Problem details: Report every line below that holds the word "abura".

Data records:

------------

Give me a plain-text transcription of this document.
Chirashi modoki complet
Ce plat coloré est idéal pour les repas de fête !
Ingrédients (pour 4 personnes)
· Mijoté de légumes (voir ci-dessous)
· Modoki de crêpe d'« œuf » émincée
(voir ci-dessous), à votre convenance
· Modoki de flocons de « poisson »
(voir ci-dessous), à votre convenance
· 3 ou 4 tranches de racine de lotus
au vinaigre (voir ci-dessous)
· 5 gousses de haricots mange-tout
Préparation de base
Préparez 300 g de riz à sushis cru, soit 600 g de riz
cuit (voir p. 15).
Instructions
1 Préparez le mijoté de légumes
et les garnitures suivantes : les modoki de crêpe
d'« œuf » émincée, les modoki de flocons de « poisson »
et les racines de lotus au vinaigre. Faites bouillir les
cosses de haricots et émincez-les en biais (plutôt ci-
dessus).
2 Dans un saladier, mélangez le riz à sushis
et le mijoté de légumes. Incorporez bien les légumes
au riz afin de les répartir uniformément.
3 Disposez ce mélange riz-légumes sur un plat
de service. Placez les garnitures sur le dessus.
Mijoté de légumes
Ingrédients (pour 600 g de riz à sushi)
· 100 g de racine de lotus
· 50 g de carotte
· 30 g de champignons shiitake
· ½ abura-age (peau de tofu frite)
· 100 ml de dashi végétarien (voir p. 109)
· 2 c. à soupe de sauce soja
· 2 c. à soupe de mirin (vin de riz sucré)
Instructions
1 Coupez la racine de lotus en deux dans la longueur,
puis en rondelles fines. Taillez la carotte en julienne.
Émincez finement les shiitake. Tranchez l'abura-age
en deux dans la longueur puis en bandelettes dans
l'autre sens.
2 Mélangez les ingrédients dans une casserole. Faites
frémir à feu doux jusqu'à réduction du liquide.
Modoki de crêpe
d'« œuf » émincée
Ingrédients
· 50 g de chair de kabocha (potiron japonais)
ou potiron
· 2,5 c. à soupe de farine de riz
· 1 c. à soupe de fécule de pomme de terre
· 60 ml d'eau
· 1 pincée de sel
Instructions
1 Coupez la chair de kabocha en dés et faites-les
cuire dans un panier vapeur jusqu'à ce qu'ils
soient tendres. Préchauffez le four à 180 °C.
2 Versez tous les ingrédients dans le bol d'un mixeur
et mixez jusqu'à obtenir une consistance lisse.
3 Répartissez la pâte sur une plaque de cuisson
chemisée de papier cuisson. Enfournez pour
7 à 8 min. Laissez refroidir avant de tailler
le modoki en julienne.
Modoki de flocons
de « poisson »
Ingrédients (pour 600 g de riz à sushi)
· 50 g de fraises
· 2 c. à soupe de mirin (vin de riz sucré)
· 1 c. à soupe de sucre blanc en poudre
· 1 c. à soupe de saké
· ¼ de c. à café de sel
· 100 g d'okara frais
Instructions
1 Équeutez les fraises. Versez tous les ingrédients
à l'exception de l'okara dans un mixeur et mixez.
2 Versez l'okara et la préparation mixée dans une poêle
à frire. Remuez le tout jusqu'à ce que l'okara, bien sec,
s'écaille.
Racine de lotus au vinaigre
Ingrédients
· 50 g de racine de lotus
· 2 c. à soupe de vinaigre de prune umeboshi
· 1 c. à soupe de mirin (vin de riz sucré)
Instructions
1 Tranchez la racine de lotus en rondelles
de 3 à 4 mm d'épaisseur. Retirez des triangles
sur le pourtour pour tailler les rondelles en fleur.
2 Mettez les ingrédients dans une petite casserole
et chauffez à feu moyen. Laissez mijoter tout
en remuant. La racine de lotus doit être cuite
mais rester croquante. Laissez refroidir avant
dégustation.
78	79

------------

Full response:
· ½ abura-age (peau de tofu frite)
Émincez finement les shiitake. Tranchez l'abura-age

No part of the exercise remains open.